TASK DIRECTIONS
Retype each entry below exactly as it stands.

⟨

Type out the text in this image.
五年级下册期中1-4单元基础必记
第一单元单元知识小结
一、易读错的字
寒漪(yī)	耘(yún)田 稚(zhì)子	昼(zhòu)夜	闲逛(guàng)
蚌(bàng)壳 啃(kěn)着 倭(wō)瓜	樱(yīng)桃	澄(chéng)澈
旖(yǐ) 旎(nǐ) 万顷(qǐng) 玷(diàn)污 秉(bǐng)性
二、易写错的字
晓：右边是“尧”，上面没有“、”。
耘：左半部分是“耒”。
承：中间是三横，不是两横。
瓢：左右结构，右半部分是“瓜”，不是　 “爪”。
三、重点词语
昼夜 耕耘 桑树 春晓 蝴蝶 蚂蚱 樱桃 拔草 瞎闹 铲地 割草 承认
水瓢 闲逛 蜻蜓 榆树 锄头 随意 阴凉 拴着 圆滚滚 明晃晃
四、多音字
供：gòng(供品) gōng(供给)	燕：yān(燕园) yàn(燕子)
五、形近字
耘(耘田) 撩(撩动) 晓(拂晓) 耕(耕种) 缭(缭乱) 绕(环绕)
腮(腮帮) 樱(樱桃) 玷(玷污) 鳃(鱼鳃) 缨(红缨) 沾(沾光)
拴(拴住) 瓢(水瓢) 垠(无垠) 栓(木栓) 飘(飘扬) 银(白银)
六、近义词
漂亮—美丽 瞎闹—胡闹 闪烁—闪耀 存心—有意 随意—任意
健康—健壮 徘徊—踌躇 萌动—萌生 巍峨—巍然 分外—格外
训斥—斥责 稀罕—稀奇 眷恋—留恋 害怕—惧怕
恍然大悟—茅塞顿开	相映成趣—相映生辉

⟩

WRITTEN RESPONSE
Type out the text in this image.
五年级下册期中1-4单元基础必记
第一单元单元知识小结
一、易读错的字
寒漪(yī)	耘(yún)田 稚(zhì)子	昼(zhòu)夜	闲逛(guàng)
蚌(bàng)壳 啃(kěn)着 倭(wō)瓜	樱(yīng)桃	澄(chéng)澈
旖(yǐ) 旎(nǐ) 万顷(qǐng) 玷(diàn)污 秉(bǐng)性
二、易写错的字
晓：右边是“尧”，上面没有“、”。
耘：左半部分是“耒”。
承：中间是三横，不是两横。
瓢：左右结构，右半部分是“瓜”，不是　 “爪”。
三、重点词语
昼夜 耕耘 桑树 春晓 蝴蝶 蚂蚱 樱桃 拔草 瞎闹 铲地 割草 承认
水瓢 闲逛 蜻蜓 榆树 锄头 随意 阴凉 拴着 圆滚滚 明晃晃
四、多音字
供：gòng(供品) gōng(供给)	燕：yān(燕园) yàn(燕子)
五、形近字
耘(耘田) 撩(撩动) 晓(拂晓) 耕(耕种) 缭(缭乱) 绕(环绕)
腮(腮帮) 樱(樱桃) 玷(玷污) 鳃(鱼鳃) 缨(红缨) 沾(沾光)
拴(拴住) 瓢(水瓢) 垠(无垠) 栓(木栓) 飘(飘扬) 银(白银)
六、近义词
漂亮—美丽 瞎闹—胡闹 闪烁—闪耀 存心—有意 随意—任意
健康—健壮 徘徊—踌躇 萌动—萌生 巍峨—巍然 分外—格外
训斥—斥责 稀罕—稀奇 眷恋—留恋 害怕—惧怕
恍然大悟—茅塞顿开	相映成趣—相映生辉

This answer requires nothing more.